*Task statement*:
Find and copy every line in the records that includes the string "cond".

BEGIN

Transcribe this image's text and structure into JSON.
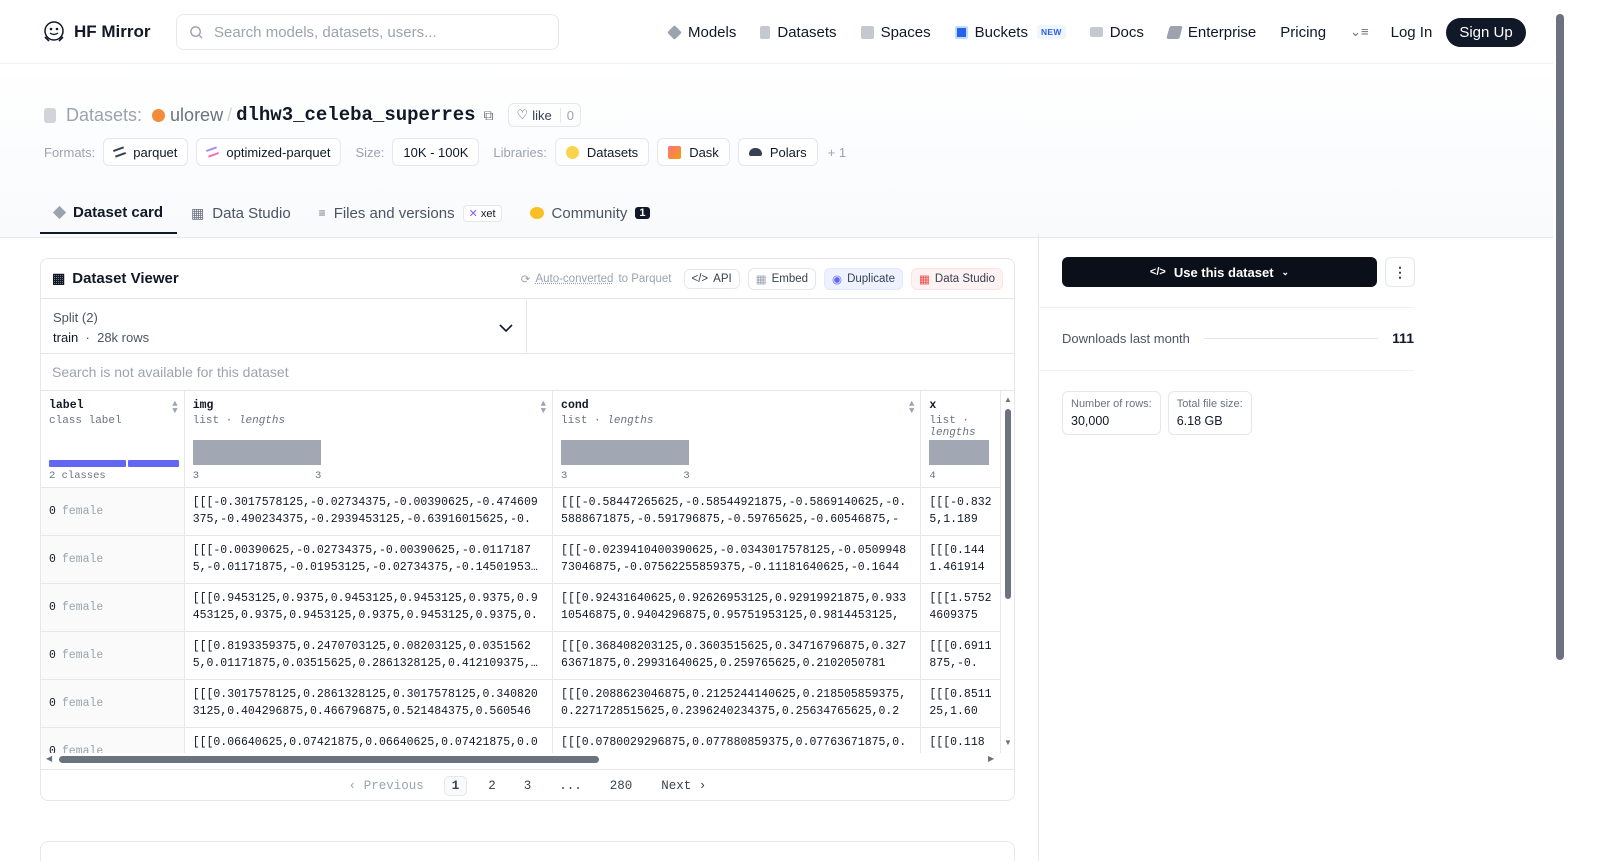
{
  "nav": {
    "brand": "HF Mirror",
    "search_placeholder": "Search models, datasets, users...",
    "links": [
      {
        "label": "Models",
        "icon": "cube-icon",
        "color": "#9ca3af"
      },
      {
        "label": "Datasets",
        "icon": "database-icon",
        "color": "#9ca3af"
      },
      {
        "label": "Spaces",
        "icon": "grid-icon",
        "color": "#9ca3af"
      },
      {
        "label": "Buckets",
        "icon": "bucket-icon",
        "color": "#2563eb",
        "badge": "NEW"
      },
      {
        "label": "Docs",
        "icon": "book-icon",
        "color": "#9ca3af"
      },
      {
        "label": "Enterprise",
        "icon": "building-icon",
        "color": "#9ca3af"
      },
      {
        "label": "Pricing"
      }
    ],
    "login": "Log In",
    "signup": "Sign Up"
  },
  "repo": {
    "prefix": "Datasets:",
    "owner": "ulorew",
    "name": "dlhw3_celeba_superres",
    "like_label": "like",
    "like_count": "0"
  },
  "tags": {
    "formats_label": "Formats:",
    "formats": [
      "parquet",
      "optimized-parquet"
    ],
    "size_label": "Size:",
    "size": "10K - 100K",
    "libraries_label": "Libraries:",
    "libraries": [
      "Datasets",
      "Dask",
      "Polars"
    ],
    "more": "+ 1"
  },
  "tabs": [
    {
      "label": "Dataset card",
      "active": true
    },
    {
      "label": "Data Studio"
    },
    {
      "label": "Files and versions",
      "badge": "xet"
    },
    {
      "label": "Community",
      "count": "1"
    }
  ],
  "viewer": {
    "title": "Dataset Viewer",
    "auto_converted": "Auto-converted",
    "auto_converted_suffix": "to Parquet",
    "actions": [
      "API",
      "Embed",
      "Duplicate",
      "Data Studio"
    ],
    "split_label": "Split (2)",
    "split_value": "train",
    "split_rows": "28k rows",
    "search_na": "Search is not available for this dataset",
    "columns": [
      {
        "name": "label",
        "type": "class label",
        "type_extra": "",
        "summary": "2 classes",
        "class_fractions": [
          0.6,
          0.4
        ]
      },
      {
        "name": "img",
        "type": "list",
        "type_extra": "lengths",
        "min": "3",
        "max": "3"
      },
      {
        "name": "cond",
        "type": "list",
        "type_extra": "lengths",
        "min": "3",
        "max": "3"
      },
      {
        "name": "x",
        "type": "list",
        "type_extra": "lengths",
        "min": "4",
        "max": ""
      }
    ],
    "rows": [
      {
        "label_num": "0",
        "label_txt": "female",
        "img": "[[[-0.3017578125,-0.02734375,-0.00390625,-0.474609375,-0.490234375,-0.2939453125,-0.63916015625,-0.",
        "cond": "[[[-0.58447265625,-0.58544921875,-0.5869140625,-0.5888671875,-0.591796875,-0.59765625,-0.60546875,-",
        "x": "[[[-0.8325,1.189"
      },
      {
        "label_num": "0",
        "label_txt": "female",
        "img": "[[[-0.00390625,-0.02734375,-0.00390625,-0.01171875,-0.01171875,-0.01953125,-0.02734375,-0.1450195312",
        "cond": "[[[-0.0239410400390625,-0.0343017578125,-0.050994873046875,-0.07562255859375,-0.11181640625,-0.1644",
        "x": "[[[0.1441.461914"
      },
      {
        "label_num": "0",
        "label_txt": "female",
        "img": "[[[0.9453125,0.9375,0.9453125,0.9453125,0.9375,0.9453125,0.9375,0.9453125,0.9375,0.9453125,0.9375,0.",
        "cond": "[[[0.92431640625,0.92626953125,0.92919921875,0.93310546875,0.9404296875,0.95751953125,0.9814453125,",
        "x": "[[[1.57524609375"
      },
      {
        "label_num": "0",
        "label_txt": "female",
        "img": "[[[0.8193359375,0.2470703125,0.08203125,0.03515625,0.01171875,0.03515625,0.2861328125,0.412109375,0.",
        "cond": "[[[0.368408203125,0.3603515625,0.34716796875,0.32763671875,0.29931640625,0.259765625,0.2102050781",
        "x": "[[[0.6911875,-0."
      },
      {
        "label_num": "0",
        "label_txt": "female",
        "img": "[[[0.3017578125,0.2861328125,0.3017578125,0.3408203125,0.404296875,0.466796875,0.521484375,0.560546",
        "cond": "[[[0.2088623046875,0.2125244140625,0.218505859375,0.2271728515625,0.2396240234375,0.25634765625,0.2",
        "x": "[[[0.851125,1.60"
      },
      {
        "label_num": "0",
        "label_txt": "female",
        "img": "[[[0.06640625,0.07421875,0.06640625,0.07421875,0.0",
        "cond": "[[[0.0780029296875,0.077880859375,0.07763671875,0.",
        "x": "[[[0.118"
      }
    ],
    "pagination": {
      "prev": "Previous",
      "pages": [
        "1",
        "2",
        "3",
        "...",
        "280"
      ],
      "current": "1",
      "next": "Next"
    }
  },
  "sidebar": {
    "use_button": "Use this dataset",
    "downloads_label": "Downloads last month",
    "downloads_value": "111",
    "stats": [
      {
        "key": "Number of rows:",
        "value": "30,000"
      },
      {
        "key": "Total file size:",
        "value": "6.18 GB"
      }
    ]
  }
}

END

*Answer for this exercise*:
        "name": "cond",
        "cond": "[[[-0.58447265625,-0.58544921875,-0.5869140625,-0.5888671875,-0.591796875,-0.59765625,-0.60546875,-",
        "cond": "[[[-0.0239410400390625,-0.0343017578125,-0.050994873046875,-0.07562255859375,-0.11181640625,-0.1644",
        "cond": "[[[0.92431640625,0.92626953125,0.92919921875,0.93310546875,0.9404296875,0.95751953125,0.9814453125,",
        "cond": "[[[0.368408203125,0.3603515625,0.34716796875,0.32763671875,0.29931640625,0.259765625,0.2102050781",
        "cond": "[[[0.2088623046875,0.2125244140625,0.218505859375,0.2271728515625,0.2396240234375,0.25634765625,0.2",
        "cond": "[[[0.0780029296875,0.077880859375,0.07763671875,0.",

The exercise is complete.